• [Short problem]:
Make an exact copy of the entries, and keep any pictures out of it.

• [Data supplied]:
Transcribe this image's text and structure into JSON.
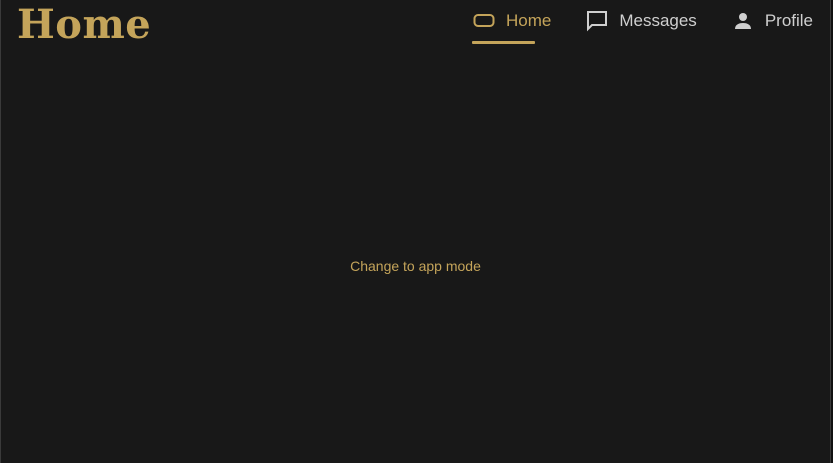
{
  "page": {
    "title": "Home"
  },
  "nav": {
    "items": [
      {
        "label": "Home",
        "icon": "home-icon",
        "active": true
      },
      {
        "label": "Messages",
        "icon": "chat-bubble-icon",
        "active": false
      },
      {
        "label": "Profile",
        "icon": "person-icon",
        "active": false
      }
    ]
  },
  "main": {
    "mode_link": "Change to app mode"
  },
  "colors": {
    "accent": "#c4a45a",
    "background": "#181818",
    "nav_text": "#cfcfcf"
  }
}
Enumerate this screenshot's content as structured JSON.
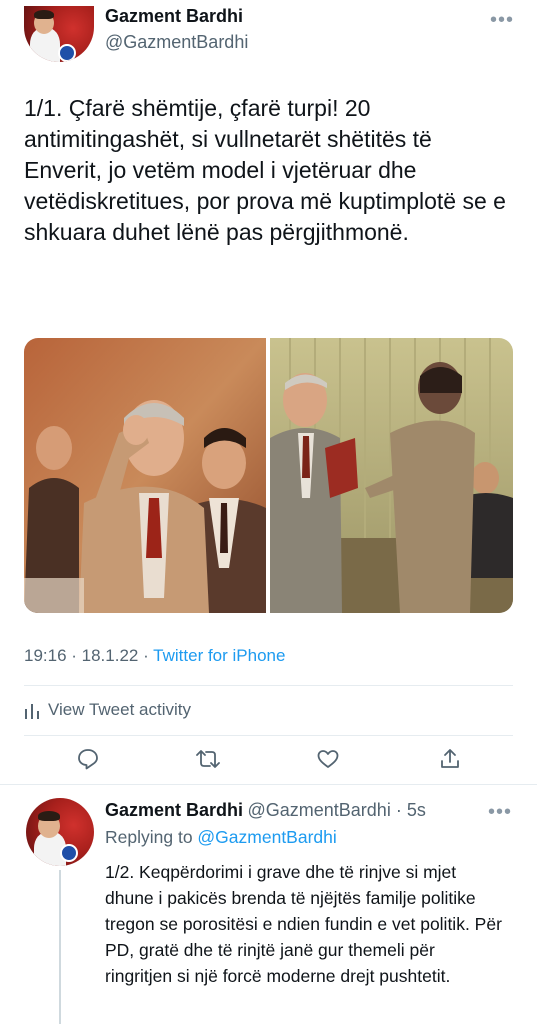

• [In response]:
Transcribe this image's text and structure into JSON.
{
  "page": {
    "title": "Home"
  },
  "nav": {
    "items": [
      {
        "label": "Home",
        "icon": "home-icon",
        "active": true
      },
      {
        "label": "Messages",
        "icon": "chat-bubble-icon",
        "active": false
      },
      {
        "label": "Profile",
        "icon": "person-icon",
        "active": false
      }
    ]
  },
  "main": {
    "mode_link": "Change to app mode"
  },
  "colors": {
    "accent": "#c4a45a",
    "background": "#181818",
    "nav_text": "#cfcfcf"
  }
}
Enumerate this screenshot's content as structured JSON.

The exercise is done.